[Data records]
▬▬▬▬▬▬
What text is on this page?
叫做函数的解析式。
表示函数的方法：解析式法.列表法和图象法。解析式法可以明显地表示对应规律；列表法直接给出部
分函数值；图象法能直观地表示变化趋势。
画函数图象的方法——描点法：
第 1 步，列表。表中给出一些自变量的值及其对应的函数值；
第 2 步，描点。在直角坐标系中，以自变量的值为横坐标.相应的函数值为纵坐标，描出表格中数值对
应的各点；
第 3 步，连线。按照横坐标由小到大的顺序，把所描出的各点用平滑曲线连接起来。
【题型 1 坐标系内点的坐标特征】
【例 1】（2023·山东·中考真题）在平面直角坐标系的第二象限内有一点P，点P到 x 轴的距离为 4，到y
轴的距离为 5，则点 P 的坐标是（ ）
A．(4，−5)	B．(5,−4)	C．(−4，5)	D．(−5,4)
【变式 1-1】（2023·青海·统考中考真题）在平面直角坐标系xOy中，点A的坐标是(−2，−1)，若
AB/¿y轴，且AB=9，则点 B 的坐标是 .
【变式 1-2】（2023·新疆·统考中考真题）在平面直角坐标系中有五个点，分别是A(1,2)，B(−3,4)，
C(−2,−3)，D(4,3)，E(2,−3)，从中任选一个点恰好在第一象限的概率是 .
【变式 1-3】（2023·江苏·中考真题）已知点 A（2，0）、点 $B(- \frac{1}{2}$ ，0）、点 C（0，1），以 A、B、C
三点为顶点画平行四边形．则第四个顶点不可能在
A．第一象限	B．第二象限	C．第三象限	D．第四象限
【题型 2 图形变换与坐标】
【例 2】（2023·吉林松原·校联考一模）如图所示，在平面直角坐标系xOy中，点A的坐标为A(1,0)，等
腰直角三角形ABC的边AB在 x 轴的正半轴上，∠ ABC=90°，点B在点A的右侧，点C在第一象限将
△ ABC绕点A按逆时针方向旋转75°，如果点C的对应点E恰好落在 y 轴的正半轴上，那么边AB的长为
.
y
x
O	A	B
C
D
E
▬▬▬▬▬▬
Output every entry shown above, exactly.

▸ **COMPLETED TASK**:
What text is on this page?
叫做函数的解析式。
表示函数的方法：解析式法.列表法和图象法。解析式法可以明显地表示对应规律；列表法直接给出部
分函数值；图象法能直观地表示变化趋势。
画函数图象的方法——描点法：
第 1 步，列表。表中给出一些自变量的值及其对应的函数值；
第 2 步，描点。在直角坐标系中，以自变量的值为横坐标.相应的函数值为纵坐标，描出表格中数值对
应的各点；
第 3 步，连线。按照横坐标由小到大的顺序，把所描出的各点用平滑曲线连接起来。
【题型 1 坐标系内点的坐标特征】
【例 1】（2023·山东·中考真题）在平面直角坐标系的第二象限内有一点P，点P到 x 轴的距离为 4，到y
轴的距离为 5，则点 P 的坐标是（ ）
A．(4，−5)	B．(5,−4)	C．(−4，5)	D．(−5,4)
【变式 1-1】（2023·青海·统考中考真题）在平面直角坐标系xOy中，点A的坐标是(−2，−1)，若
AB/¿y轴，且AB=9，则点 B 的坐标是 .
【变式 1-2】（2023·新疆·统考中考真题）在平面直角坐标系中有五个点，分别是A(1,2)，B(−3,4)，
C(−2,−3)，D(4,3)，E(2,−3)，从中任选一个点恰好在第一象限的概率是 .
【变式 1-3】（2023·江苏·中考真题）已知点 A（2，0）、点 $B(- \frac{1}{2}$ ，0）、点 C（0，1），以 A、B、C
三点为顶点画平行四边形．则第四个顶点不可能在
A．第一象限	B．第二象限	C．第三象限	D．第四象限
【题型 2 图形变换与坐标】
【例 2】（2023·吉林松原·校联考一模）如图所示，在平面直角坐标系xOy中，点A的坐标为A(1,0)，等
腰直角三角形ABC的边AB在 x 轴的正半轴上，∠ ABC=90°，点B在点A的右侧，点C在第一象限将
△ ABC绕点A按逆时针方向旋转75°，如果点C的对应点E恰好落在 y 轴的正半轴上，那么边AB的长为
.
y
x
O	A	B
C
D
E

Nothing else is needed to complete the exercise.